- **Aim of the exercise**: From the data that follows, copy every line holding the string "return".

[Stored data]

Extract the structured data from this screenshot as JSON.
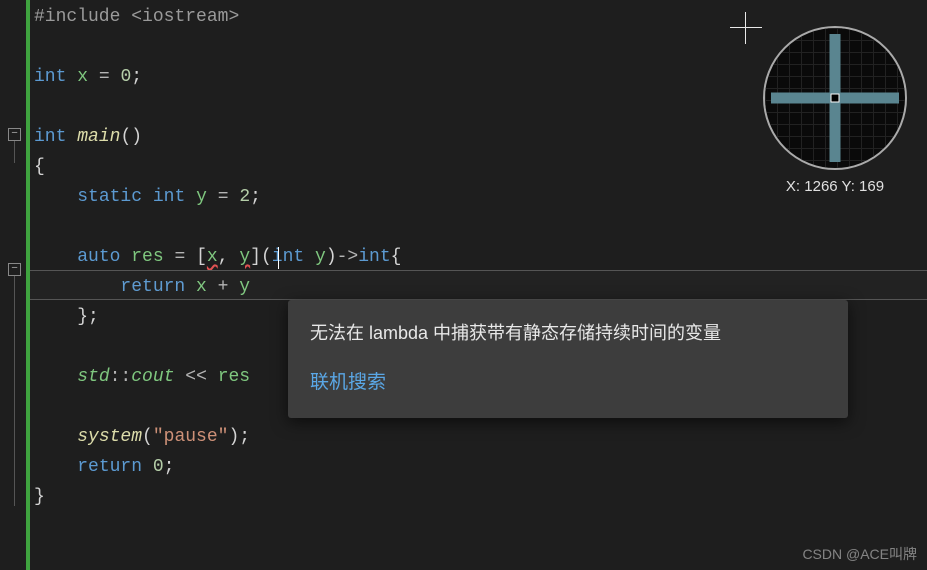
{
  "code": {
    "l1_directive": "#include",
    "l1_header": "<iostream>",
    "l3_type": "int",
    "l3_var": "x",
    "l3_eq": "=",
    "l3_val": "0",
    "l5_type": "int",
    "l5_func": "main",
    "l5_paren": "()",
    "l6_brace": "{",
    "l7_static": "static",
    "l7_int": "int",
    "l7_var": "y",
    "l7_eq": "=",
    "l7_val": "2",
    "l9_auto": "auto",
    "l9_var": "res",
    "l9_eq": "=",
    "l9_lbrack": "[",
    "l9_cap1": "x",
    "l9_comma": ",",
    "l9_cap2": "y",
    "l9_rbrack": "]",
    "l9_lparen": "(",
    "l9_ptype": "int",
    "l9_pname": "y",
    "l9_rparen": ")",
    "l9_arrow": "->",
    "l9_rtype": "int",
    "l9_lbrace": "{",
    "l10_return": "return",
    "l10_x": "x",
    "l10_plus": "+",
    "l10_y": "y",
    "l11_close": "};",
    "l13_std": "std",
    "l13_colon": "::",
    "l13_cout": "cout",
    "l13_shl": "<<",
    "l13_res": "res",
    "l15_system": "system",
    "l15_lparen": "(",
    "l15_str": "\"pause\"",
    "l15_rparen": ");",
    "l16_return": "return",
    "l16_val": "0",
    "l16_semi": ";",
    "l17_brace": "}"
  },
  "tooltip": {
    "message": "无法在 lambda 中捕获带有静态存储持续时间的变量",
    "link": "联机搜索"
  },
  "magnifier": {
    "coords": "X: 1266 Y: 169"
  },
  "watermark": "CSDN @ACE叫牌"
}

- **The result**:
    "l10_return": "return",
    "l16_return": "return",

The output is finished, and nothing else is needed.